WHAT THE TASK REQUIRES -> Reproduce the records below in full and word for word, excluding pictures.

Records contained in a dataset:
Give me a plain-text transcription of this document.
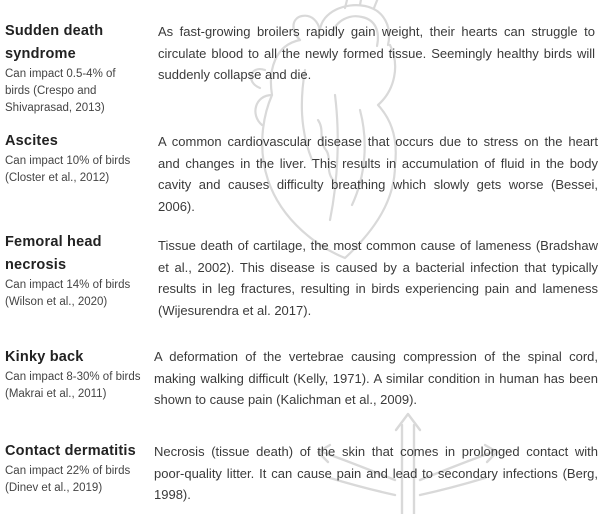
Sudden death syndrome
Can impact 0.5-4% of birds (Crespo and Shivaprasad, 2013)
As fast-growing broilers rapidly gain weight, their hearts can struggle to circulate blood to all the newly formed tissue. Seemingly healthy birds will suddenly collapse and die.
Ascites
Can impact 10% of birds (Closter et al., 2012)
A common cardiovascular disease that occurs due to stress on the heart and changes in the liver. This results in accumulation of fluid in the body cavity and causes difficulty breathing which slowly gets worse (Bessei, 2006).
Femoral head necrosis
Can impact 14% of birds (Wilson et al., 2020)
Tissue death of cartilage, the most common cause of lameness (Bradshaw et al., 2002). This disease is caused by a bacterial infection that typically results in leg fractures, resulting in birds experiencing pain and lameness (Wijesurendra et al. 2017).
Kinky back
Can impact 8-30% of birds (Makrai et al., 2011)
A deformation of the vertebrae causing compression of the spinal cord, making walking difficult (Kelly, 1971). A similar condition in human has been shown to cause pain (Kalichman et al., 2009).
Contact dermatitis
Can impact 22% of birds (Dinev et al., 2019)
Necrosis (tissue death) of the skin that comes in prolonged contact with poor-quality litter. It can cause pain and lead to secondary infections (Berg, 1998).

WRITTEN RESPONSE ->
Give me a plain-text transcription of this document.
Sudden death syndrome
Can impact 0.5-4% of birds (Crespo and Shivaprasad, 2013)
As fast-growing broilers rapidly gain weight, their hearts can struggle to circulate blood to all the newly formed tissue. Seemingly healthy birds will suddenly collapse and die.
Ascites
Can impact 10% of birds (Closter et al., 2012)
A common cardiovascular disease that occurs due to stress on the heart and changes in the liver. This results in accumulation of fluid in the body cavity and causes difficulty breathing which slowly gets worse (Bessei, 2006).
Femoral head necrosis
Can impact 14% of birds (Wilson et al., 2020)
Tissue death of cartilage, the most common cause of lameness (Bradshaw et al., 2002). This disease is caused by a bacterial infection that typically results in leg fractures, resulting in birds experiencing pain and lameness (Wijesurendra et al. 2017).
Kinky back
Can impact 8-30% of birds (Makrai et al., 2011)
A deformation of the vertebrae causing compression of the spinal cord, making walking difficult (Kelly, 1971). A similar condition in human has been shown to cause pain (Kalichman et al., 2009).
Contact dermatitis
Can impact 22% of birds (Dinev et al., 2019)
Necrosis (tissue death) of the skin that comes in prolonged contact with poor-quality litter. It can cause pain and lead to secondary infections (Berg, 1998).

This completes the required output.